Instructions for the task:
Where a line holds the word "cisco", copy that line.

Data entries
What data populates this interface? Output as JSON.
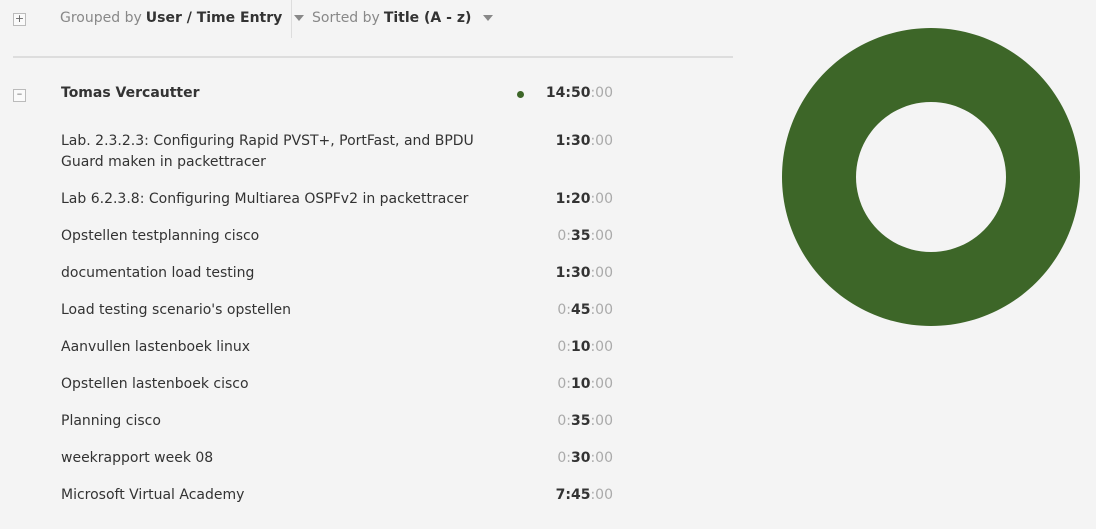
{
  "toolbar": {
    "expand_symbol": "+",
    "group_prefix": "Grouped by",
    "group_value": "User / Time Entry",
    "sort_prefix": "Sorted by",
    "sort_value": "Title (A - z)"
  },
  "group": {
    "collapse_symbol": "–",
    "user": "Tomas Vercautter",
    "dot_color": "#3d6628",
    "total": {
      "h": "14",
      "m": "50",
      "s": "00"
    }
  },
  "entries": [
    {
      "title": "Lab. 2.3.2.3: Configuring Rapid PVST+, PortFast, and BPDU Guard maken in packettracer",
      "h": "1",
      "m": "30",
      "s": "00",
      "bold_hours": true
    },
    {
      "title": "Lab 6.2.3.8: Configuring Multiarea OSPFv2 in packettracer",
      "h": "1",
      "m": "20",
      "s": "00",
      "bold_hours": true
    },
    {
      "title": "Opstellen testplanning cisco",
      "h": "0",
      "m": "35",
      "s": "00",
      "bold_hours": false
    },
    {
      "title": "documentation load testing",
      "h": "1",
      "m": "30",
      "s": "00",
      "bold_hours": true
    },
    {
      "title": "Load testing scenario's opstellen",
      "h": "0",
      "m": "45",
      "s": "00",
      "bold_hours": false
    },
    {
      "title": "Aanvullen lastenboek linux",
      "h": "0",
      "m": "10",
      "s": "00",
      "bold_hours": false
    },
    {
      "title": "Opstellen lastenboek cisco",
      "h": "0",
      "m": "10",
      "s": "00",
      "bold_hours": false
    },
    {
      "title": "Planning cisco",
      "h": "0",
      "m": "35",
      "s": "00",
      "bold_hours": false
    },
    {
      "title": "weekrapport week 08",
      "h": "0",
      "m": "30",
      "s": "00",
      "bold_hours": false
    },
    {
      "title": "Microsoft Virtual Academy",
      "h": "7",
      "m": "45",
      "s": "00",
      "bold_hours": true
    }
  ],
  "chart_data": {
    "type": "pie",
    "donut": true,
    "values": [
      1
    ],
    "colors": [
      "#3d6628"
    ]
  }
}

* * *

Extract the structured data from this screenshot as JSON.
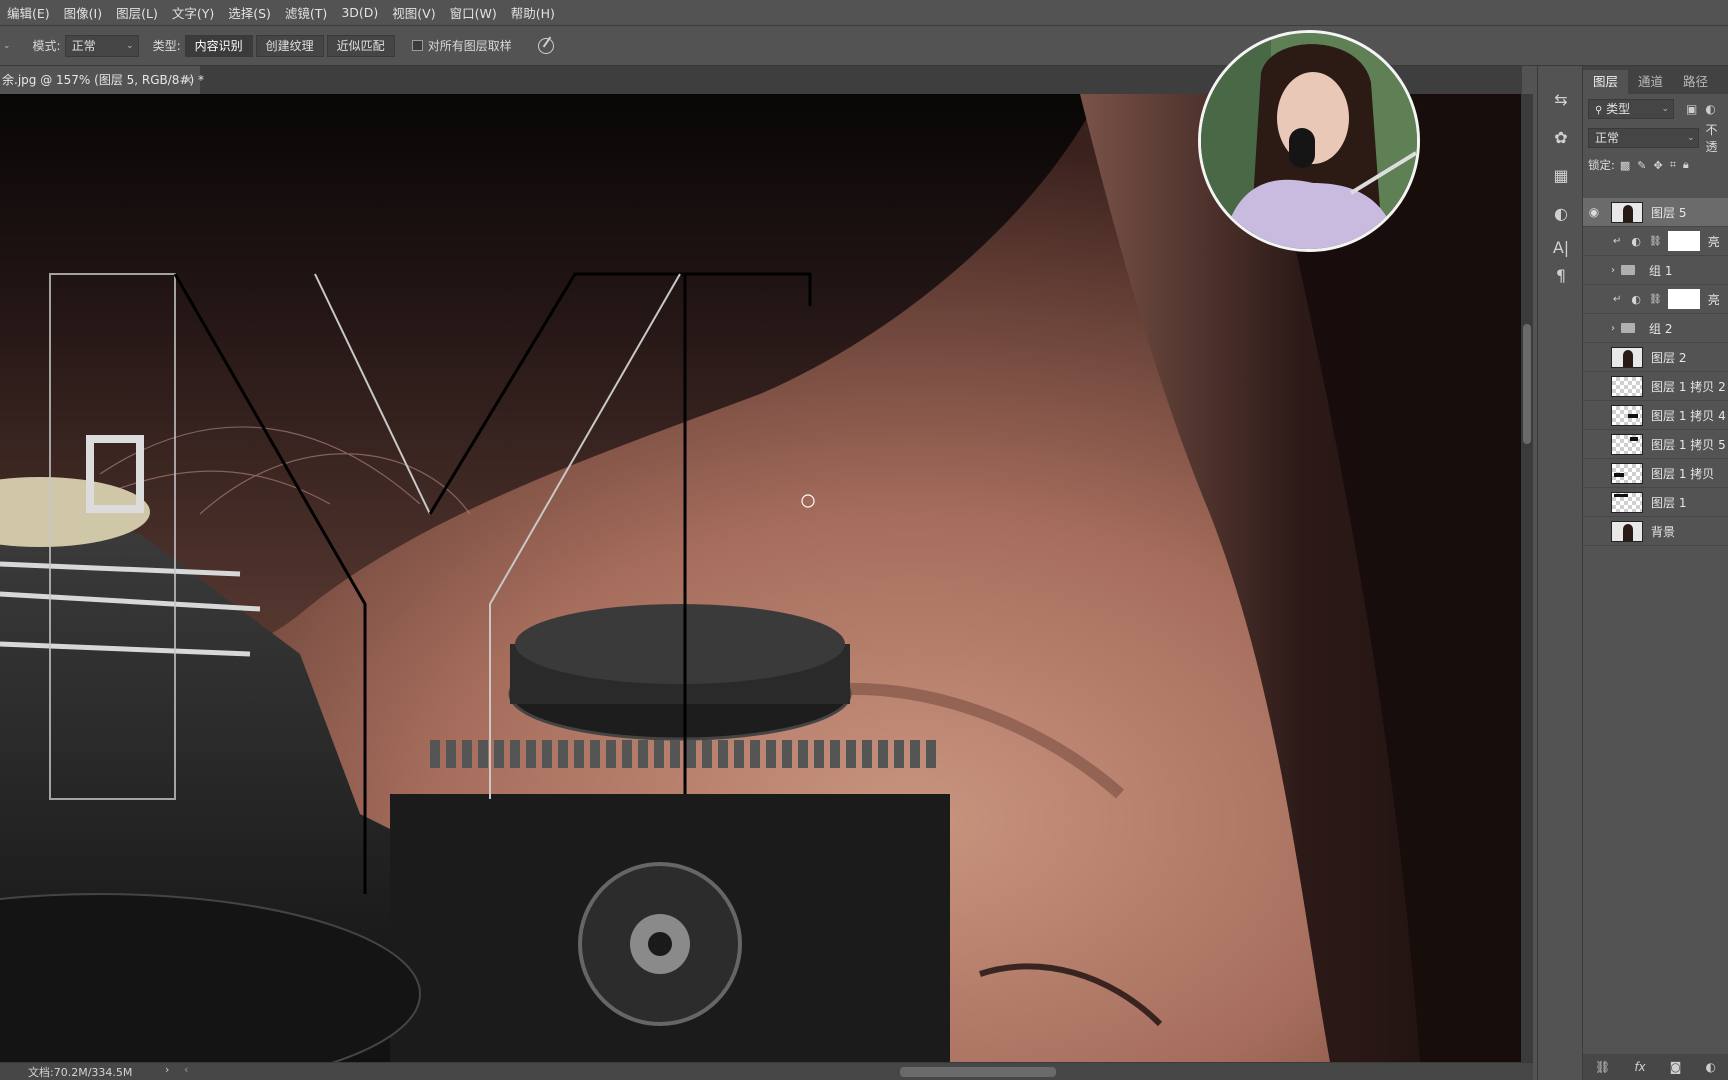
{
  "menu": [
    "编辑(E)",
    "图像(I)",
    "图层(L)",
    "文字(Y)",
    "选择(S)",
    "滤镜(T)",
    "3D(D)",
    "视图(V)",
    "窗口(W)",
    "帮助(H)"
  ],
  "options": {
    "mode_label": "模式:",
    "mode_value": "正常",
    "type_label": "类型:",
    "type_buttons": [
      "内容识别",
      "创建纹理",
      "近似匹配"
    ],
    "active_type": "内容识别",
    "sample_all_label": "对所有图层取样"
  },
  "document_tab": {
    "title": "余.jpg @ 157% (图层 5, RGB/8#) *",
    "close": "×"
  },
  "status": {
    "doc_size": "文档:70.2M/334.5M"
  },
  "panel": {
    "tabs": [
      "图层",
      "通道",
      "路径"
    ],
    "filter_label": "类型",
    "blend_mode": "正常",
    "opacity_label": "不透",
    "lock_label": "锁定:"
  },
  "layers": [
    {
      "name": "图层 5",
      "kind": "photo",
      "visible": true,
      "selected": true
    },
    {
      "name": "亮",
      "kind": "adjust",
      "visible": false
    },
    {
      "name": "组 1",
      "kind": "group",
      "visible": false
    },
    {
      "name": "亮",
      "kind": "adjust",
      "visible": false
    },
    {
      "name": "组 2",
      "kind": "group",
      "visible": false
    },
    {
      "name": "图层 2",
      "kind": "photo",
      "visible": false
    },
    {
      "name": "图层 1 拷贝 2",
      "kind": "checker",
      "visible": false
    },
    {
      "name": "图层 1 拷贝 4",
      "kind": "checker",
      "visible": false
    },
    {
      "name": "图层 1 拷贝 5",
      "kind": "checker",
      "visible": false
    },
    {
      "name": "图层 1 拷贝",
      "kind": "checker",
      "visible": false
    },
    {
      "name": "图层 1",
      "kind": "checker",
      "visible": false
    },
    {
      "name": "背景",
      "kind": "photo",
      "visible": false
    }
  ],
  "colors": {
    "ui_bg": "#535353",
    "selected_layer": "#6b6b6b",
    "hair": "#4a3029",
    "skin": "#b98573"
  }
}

--

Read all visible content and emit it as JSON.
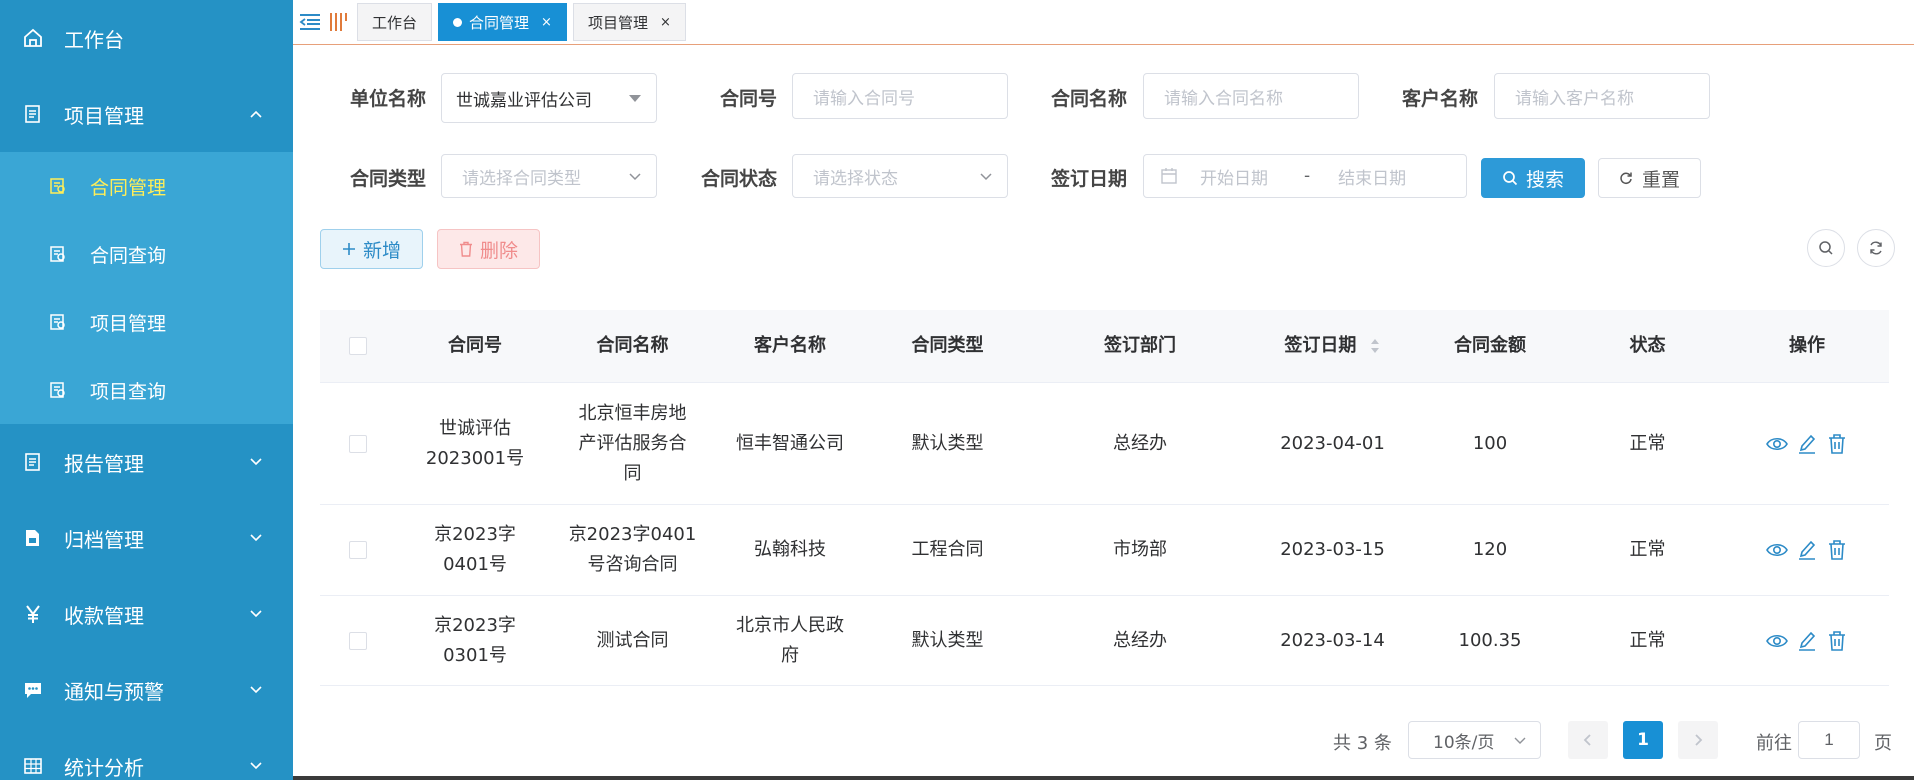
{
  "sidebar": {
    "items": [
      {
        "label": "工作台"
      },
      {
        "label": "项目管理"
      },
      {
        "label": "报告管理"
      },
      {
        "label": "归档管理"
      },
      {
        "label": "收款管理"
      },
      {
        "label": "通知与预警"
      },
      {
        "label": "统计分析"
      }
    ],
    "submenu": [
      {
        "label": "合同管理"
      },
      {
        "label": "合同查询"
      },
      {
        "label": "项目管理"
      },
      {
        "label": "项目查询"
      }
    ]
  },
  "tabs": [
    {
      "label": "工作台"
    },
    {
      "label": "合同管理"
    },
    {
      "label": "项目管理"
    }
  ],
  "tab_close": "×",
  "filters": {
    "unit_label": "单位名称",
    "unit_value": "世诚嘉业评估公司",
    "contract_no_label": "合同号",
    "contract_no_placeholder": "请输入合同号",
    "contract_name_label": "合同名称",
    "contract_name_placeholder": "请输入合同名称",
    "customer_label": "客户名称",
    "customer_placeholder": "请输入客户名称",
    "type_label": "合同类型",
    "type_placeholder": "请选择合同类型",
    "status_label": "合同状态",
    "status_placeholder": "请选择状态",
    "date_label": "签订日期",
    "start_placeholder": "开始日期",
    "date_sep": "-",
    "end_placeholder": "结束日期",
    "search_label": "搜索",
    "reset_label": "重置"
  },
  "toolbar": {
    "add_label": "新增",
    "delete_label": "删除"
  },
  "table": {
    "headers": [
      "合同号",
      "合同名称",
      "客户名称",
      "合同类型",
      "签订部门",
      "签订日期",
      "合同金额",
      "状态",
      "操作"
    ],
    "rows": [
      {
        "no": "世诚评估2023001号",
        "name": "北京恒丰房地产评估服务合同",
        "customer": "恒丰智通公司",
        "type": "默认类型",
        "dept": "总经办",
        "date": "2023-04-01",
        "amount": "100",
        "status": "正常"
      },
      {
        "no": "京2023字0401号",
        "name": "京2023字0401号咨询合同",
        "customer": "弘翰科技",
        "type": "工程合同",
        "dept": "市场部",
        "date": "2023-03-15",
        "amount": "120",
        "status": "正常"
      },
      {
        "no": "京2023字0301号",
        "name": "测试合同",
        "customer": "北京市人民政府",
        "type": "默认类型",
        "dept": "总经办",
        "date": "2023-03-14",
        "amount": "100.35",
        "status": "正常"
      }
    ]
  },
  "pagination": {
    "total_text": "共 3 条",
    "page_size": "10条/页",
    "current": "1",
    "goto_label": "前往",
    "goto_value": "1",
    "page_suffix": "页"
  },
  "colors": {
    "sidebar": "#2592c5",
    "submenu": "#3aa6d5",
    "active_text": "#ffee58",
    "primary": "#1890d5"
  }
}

Solution:
      "title": "Opstellen testplanning cisco",
      "title": "Opstellen lastenboek cisco",
      "title": "Planning cisco",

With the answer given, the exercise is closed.